## WHAT NEEDS TO BE DONE
Edit the material starting at its first line and ending at the line containing "y-tick-label-2: 10−4 [54, 253, 122, 293]", replacing "GW Enhanced" with "GW Amplified" and leaving everything else unchanged. Give back only those lines.

Stored items from a collection
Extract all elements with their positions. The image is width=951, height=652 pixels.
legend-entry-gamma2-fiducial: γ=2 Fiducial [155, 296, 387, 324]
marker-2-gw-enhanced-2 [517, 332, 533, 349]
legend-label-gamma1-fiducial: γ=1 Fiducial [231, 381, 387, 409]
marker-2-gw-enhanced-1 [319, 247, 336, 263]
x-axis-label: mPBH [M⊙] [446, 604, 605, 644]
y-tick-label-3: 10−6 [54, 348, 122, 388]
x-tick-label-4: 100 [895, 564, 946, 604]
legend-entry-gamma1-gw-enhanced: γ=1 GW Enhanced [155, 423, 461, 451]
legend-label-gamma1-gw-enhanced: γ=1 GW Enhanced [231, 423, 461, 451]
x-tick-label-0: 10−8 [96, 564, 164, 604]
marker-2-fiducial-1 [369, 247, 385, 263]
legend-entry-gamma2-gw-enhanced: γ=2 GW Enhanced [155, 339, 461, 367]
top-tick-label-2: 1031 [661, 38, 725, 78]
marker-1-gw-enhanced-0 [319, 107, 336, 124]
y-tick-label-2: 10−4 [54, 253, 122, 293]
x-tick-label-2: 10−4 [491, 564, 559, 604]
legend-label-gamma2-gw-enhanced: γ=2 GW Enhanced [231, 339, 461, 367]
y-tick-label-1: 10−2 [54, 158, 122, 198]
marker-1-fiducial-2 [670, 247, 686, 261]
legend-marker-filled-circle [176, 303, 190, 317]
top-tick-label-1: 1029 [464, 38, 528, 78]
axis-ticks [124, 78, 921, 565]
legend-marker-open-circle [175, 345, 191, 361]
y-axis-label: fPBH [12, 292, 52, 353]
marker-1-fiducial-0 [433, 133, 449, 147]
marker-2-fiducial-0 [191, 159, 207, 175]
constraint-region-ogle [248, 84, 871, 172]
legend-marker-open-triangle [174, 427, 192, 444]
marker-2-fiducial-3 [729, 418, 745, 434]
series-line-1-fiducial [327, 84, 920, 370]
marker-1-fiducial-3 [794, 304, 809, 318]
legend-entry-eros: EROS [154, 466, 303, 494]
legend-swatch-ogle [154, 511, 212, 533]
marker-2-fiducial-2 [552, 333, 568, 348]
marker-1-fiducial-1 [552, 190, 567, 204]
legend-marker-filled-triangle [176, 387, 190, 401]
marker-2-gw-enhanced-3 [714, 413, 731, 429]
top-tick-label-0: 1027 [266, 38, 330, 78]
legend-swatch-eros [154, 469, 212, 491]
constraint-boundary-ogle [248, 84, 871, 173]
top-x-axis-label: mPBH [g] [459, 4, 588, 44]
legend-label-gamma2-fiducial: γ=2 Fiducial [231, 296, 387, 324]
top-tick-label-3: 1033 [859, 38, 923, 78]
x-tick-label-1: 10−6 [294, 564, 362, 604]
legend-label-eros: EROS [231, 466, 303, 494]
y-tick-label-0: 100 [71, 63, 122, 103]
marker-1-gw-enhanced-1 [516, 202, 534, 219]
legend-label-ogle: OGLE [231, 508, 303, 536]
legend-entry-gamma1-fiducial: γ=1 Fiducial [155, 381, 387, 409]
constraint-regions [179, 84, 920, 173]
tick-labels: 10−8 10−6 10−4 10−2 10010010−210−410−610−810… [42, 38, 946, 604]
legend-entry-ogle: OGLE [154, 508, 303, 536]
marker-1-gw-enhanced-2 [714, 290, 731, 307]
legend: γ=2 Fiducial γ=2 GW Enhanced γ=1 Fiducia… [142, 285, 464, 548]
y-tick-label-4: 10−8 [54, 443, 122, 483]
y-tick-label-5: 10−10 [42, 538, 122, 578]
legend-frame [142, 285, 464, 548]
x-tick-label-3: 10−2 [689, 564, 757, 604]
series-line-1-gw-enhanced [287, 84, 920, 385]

## ANSWER FOR THIS EXERCISE
Extract all elements with their positions. The image is width=951, height=652 pixels.
legend-entry-gamma2-fiducial: γ=2 Fiducial [155, 296, 387, 324]
marker-2-gw-enhanced-2 [517, 332, 533, 349]
legend-label-gamma1-fiducial: γ=1 Fiducial [231, 381, 387, 409]
marker-2-gw-enhanced-1 [319, 247, 336, 263]
x-axis-label: mPBH [M⊙] [446, 604, 605, 644]
y-tick-label-3: 10−6 [54, 348, 122, 388]
x-tick-label-4: 100 [895, 564, 946, 604]
legend-entry-gamma1-gw-enhanced: γ=1 GW Amplified [155, 423, 461, 451]
legend-label-gamma1-gw-enhanced: γ=1 GW Amplified [231, 423, 461, 451]
x-tick-label-0: 10−8 [96, 564, 164, 604]
marker-2-fiducial-1 [369, 247, 385, 263]
legend-entry-gamma2-gw-enhanced: γ=2 GW Amplified [155, 339, 461, 367]
top-tick-label-2: 1031 [661, 38, 725, 78]
marker-1-gw-enhanced-0 [319, 107, 336, 124]
y-tick-label-2: 10−4 [54, 253, 122, 293]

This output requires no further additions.